→ **What this task involves**
Each line that follows is to be retyped exactly.

→ **Dataset entries**
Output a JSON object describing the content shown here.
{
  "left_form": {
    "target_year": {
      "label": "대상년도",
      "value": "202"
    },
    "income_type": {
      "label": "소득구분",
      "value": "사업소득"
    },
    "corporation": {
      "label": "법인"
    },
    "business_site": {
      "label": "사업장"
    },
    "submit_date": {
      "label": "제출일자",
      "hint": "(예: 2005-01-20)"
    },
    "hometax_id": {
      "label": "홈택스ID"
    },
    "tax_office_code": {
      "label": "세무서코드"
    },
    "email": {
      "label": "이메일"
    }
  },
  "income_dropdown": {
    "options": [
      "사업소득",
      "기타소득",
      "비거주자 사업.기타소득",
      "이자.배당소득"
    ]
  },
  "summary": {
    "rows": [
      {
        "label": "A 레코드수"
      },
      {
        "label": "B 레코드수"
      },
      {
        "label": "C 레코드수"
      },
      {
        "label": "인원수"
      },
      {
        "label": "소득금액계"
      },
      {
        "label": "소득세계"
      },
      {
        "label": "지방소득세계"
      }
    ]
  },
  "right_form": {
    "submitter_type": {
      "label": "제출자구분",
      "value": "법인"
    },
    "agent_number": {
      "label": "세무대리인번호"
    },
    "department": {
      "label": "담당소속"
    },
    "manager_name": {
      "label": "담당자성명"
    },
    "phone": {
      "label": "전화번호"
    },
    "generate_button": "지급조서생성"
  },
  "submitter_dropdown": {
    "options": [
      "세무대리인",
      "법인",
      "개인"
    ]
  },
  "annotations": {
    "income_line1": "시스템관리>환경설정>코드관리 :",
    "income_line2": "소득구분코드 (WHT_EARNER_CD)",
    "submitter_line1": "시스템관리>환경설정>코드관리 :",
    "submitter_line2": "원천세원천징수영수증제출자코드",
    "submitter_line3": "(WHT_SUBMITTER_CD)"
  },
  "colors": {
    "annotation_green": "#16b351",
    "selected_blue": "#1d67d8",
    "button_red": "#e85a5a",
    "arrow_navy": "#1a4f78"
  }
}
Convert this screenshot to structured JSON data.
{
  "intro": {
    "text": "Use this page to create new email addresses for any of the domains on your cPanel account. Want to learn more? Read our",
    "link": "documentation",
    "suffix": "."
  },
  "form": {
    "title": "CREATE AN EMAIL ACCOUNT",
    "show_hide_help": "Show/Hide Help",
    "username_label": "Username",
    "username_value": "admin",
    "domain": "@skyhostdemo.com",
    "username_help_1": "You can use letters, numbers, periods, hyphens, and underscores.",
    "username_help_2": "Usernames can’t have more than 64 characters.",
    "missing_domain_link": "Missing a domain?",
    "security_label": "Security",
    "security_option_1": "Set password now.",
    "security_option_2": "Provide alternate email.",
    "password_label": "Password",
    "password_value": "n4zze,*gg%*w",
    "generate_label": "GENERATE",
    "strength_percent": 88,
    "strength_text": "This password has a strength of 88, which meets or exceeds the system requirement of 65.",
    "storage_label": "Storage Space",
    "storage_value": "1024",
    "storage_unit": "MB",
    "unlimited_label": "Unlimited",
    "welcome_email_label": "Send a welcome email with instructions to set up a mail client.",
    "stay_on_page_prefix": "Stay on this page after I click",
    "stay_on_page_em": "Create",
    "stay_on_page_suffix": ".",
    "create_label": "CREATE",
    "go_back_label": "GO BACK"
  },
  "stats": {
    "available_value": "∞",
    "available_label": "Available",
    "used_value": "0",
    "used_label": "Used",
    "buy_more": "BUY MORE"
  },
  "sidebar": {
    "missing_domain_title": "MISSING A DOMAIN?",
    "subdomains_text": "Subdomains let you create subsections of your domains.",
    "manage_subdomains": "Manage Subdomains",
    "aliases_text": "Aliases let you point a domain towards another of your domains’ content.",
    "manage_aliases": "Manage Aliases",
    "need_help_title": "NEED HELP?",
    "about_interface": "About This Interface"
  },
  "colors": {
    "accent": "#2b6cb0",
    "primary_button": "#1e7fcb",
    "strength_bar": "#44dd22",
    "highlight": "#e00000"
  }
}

→ **Task answer**
Output a JSON object describing the content shown here.
{
  "left_form": {
    "target_year": {
      "label": "대상년도",
      "value": "202"
    },
    "income_type": {
      "label": "소득구분",
      "value": "사업소득"
    },
    "corporation": {
      "label": "법인"
    },
    "business_site": {
      "label": "사업장"
    },
    "submit_date": {
      "label": "제출일자",
      "hint": "(예: 2005-01-20)"
    },
    "hometax_id": {
      "label": "홈택스ID"
    },
    "tax_office_code": {
      "label": "세무서코드"
    },
    "email": {
      "label": "이메일"
    }
  },
  "income_dropdown": {
    "options": [
      "사업소득",
      "기타소득",
      "비거주자 사업.기타소득",
      "이자.배당소득"
    ]
  },
  "summary": {
    "rows": [
      {
        "label": "A 레코드수"
      },
      {
        "label": "B 레코드수"
      },
      {
        "label": "C 레코드수"
      },
      {
        "label": "인원수"
      },
      {
        "label": "소득금액계"
      },
      {
        "label": "소득세계"
      },
      {
        "label": "지방소득세계"
      }
    ]
  },
  "right_form": {
    "submitter_type": {
      "label": "제출자구분",
      "value": "법인"
    },
    "agent_number": {
      "label": "세무대리인번호"
    },
    "department": {
      "label": "담당소속"
    },
    "manager_name": {
      "label": "담당자성명"
    },
    "phone": {
      "label": "전화번호"
    },
    "generate_button": "지급조서생성"
  },
  "submitter_dropdown": {
    "options": [
      "세무대리인",
      "법인",
      "개인"
    ]
  },
  "annotations": {
    "income_line1": "시스템관리>환경설정>코드관리 :",
    "income_line2": "소득구분코드 (WHT_EARNER_CD)",
    "submitter_line1": "시스템관리>환경설정>코드관리 :",
    "submitter_line2": "원천세원천징수영수증제출자코드",
    "submitter_line3": "(WHT_SUBMITTER_CD)"
  },
  "colors": {
    "annotation_green": "#16b351",
    "selected_blue": "#1d67d8",
    "button_red": "#e85a5a",
    "arrow_navy": "#1a4f78"
  }
}
Convert this screenshot to structured JSON data.
{
  "intro": {
    "text": "Use this page to create new email addresses for any of the domains on your cPanel account. Want to learn more? Read our",
    "link": "documentation",
    "suffix": "."
  },
  "form": {
    "title": "CREATE AN EMAIL ACCOUNT",
    "show_hide_help": "Show/Hide Help",
    "username_label": "Username",
    "username_value": "admin",
    "domain": "@skyhostdemo.com",
    "username_help_1": "You can use letters, numbers, periods, hyphens, and underscores.",
    "username_help_2": "Usernames can’t have more than 64 characters.",
    "missing_domain_link": "Missing a domain?",
    "security_label": "Security",
    "security_option_1": "Set password now.",
    "security_option_2": "Provide alternate email.",
    "password_label": "Password",
    "password_value": "n4zze,*gg%*w",
    "generate_label": "GENERATE",
    "strength_percent": 88,
    "strength_text": "This password has a strength of 88, which meets or exceeds the system requirement of 65.",
    "storage_label": "Storage Space",
    "storage_value": "1024",
    "storage_unit": "MB",
    "unlimited_label": "Unlimited",
    "welcome_email_label": "Send a welcome email with instructions to set up a mail client.",
    "stay_on_page_prefix": "Stay on this page after I click",
    "stay_on_page_em": "Create",
    "stay_on_page_suffix": ".",
    "create_label": "CREATE",
    "go_back_label": "GO BACK"
  },
  "stats": {
    "available_value": "∞",
    "available_label": "Available",
    "used_value": "0",
    "used_label": "Used",
    "buy_more": "BUY MORE"
  },
  "sidebar": {
    "missing_domain_title": "MISSING A DOMAIN?",
    "subdomains_text": "Subdomains let you create subsections of your domains.",
    "manage_subdomains": "Manage Subdomains",
    "aliases_text": "Aliases let you point a domain towards another of your domains’ content.",
    "manage_aliases": "Manage Aliases",
    "need_help_title": "NEED HELP?",
    "about_interface": "About This Interface"
  },
  "colors": {
    "accent": "#2b6cb0",
    "primary_button": "#1e7fcb",
    "strength_bar": "#44dd22",
    "highlight": "#e00000"
  }
}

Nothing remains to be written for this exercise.